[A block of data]
══════

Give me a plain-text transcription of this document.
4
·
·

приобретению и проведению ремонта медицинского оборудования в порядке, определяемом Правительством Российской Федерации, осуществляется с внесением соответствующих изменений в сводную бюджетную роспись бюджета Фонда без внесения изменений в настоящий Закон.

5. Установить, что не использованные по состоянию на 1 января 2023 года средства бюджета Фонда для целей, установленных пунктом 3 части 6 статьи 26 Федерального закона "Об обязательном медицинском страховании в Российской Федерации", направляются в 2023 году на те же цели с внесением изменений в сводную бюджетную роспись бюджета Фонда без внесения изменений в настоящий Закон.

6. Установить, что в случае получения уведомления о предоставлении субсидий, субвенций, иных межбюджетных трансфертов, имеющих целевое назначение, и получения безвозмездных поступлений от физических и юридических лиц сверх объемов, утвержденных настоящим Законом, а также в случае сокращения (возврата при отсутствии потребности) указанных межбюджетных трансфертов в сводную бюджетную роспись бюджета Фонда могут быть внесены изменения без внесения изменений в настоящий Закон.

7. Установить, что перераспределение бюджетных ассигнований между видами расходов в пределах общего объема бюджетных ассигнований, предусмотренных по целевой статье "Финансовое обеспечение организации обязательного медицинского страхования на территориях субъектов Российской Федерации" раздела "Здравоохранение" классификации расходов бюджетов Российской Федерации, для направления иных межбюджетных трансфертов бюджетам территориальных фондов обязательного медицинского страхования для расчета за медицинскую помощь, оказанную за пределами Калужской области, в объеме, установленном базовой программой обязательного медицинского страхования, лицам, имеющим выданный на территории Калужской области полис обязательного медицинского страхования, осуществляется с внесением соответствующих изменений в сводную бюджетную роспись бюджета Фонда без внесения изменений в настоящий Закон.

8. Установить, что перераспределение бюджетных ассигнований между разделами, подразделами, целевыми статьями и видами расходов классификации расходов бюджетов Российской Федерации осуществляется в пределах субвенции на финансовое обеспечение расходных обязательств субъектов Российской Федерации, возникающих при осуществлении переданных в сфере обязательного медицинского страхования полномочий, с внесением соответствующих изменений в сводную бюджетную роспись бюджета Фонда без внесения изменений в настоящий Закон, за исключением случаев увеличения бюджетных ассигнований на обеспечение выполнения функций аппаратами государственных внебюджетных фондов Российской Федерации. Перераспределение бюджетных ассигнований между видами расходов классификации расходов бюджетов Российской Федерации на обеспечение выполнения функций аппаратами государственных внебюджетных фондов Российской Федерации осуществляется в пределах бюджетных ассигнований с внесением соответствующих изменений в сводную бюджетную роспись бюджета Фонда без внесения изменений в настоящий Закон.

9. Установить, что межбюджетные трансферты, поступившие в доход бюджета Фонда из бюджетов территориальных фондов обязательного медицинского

══════

Print every record exactly as it was given.

__THE SOLUTION__.
Give me a plain-text transcription of this document.
4
·
·

приобретению и проведению ремонта медицинского оборудования в порядке, определяемом Правительством Российской Федерации, осуществляется с внесением соответствующих изменений в сводную бюджетную роспись бюджета Фонда без внесения изменений в настоящий Закон.

5. Установить, что не использованные по состоянию на 1 января 2023 года средства бюджета Фонда для целей, установленных пунктом 3 части 6 статьи 26 Федерального закона "Об обязательном медицинском страховании в Российской Федерации", направляются в 2023 году на те же цели с внесением изменений в сводную бюджетную роспись бюджета Фонда без внесения изменений в настоящий Закон.

6. Установить, что в случае получения уведомления о предоставлении субсидий, субвенций, иных межбюджетных трансфертов, имеющих целевое назначение, и получения безвозмездных поступлений от физических и юридических лиц сверх объемов, утвержденных настоящим Законом, а также в случае сокращения (возврата при отсутствии потребности) указанных межбюджетных трансфертов в сводную бюджетную роспись бюджета Фонда могут быть внесены изменения без внесения изменений в настоящий Закон.

7. Установить, что перераспределение бюджетных ассигнований между видами расходов в пределах общего объема бюджетных ассигнований, предусмотренных по целевой статье "Финансовое обеспечение организации обязательного медицинского страхования на территориях субъектов Российской Федерации" раздела "Здравоохранение" классификации расходов бюджетов Российской Федерации, для направления иных межбюджетных трансфертов бюджетам территориальных фондов обязательного медицинского страхования для расчета за медицинскую помощь, оказанную за пределами Калужской области, в объеме, установленном базовой программой обязательного медицинского страхования, лицам, имеющим выданный на территории Калужской области полис обязательного медицинского страхования, осуществляется с внесением соответствующих изменений в сводную бюджетную роспись бюджета Фонда без внесения изменений в настоящий Закон.

8. Установить, что перераспределение бюджетных ассигнований между разделами, подразделами, целевыми статьями и видами расходов классификации расходов бюджетов Российской Федерации осуществляется в пределах субвенции на финансовое обеспечение расходных обязательств субъектов Российской Федерации, возникающих при осуществлении переданных в сфере обязательного медицинского страхования полномочий, с внесением соответствующих изменений в сводную бюджетную роспись бюджета Фонда без внесения изменений в настоящий Закон, за исключением случаев увеличения бюджетных ассигнований на обеспечение выполнения функций аппаратами государственных внебюджетных фондов Российской Федерации. Перераспределение бюджетных ассигнований между видами расходов классификации расходов бюджетов Российской Федерации на обеспечение выполнения функций аппаратами государственных внебюджетных фондов Российской Федерации осуществляется в пределах бюджетных ассигнований с внесением соответствующих изменений в сводную бюджетную роспись бюджета Фонда без внесения изменений в настоящий Закон.

9. Установить, что межбюджетные трансферты, поступившие в доход бюджета Фонда из бюджетов территориальных фондов обязательного медицинского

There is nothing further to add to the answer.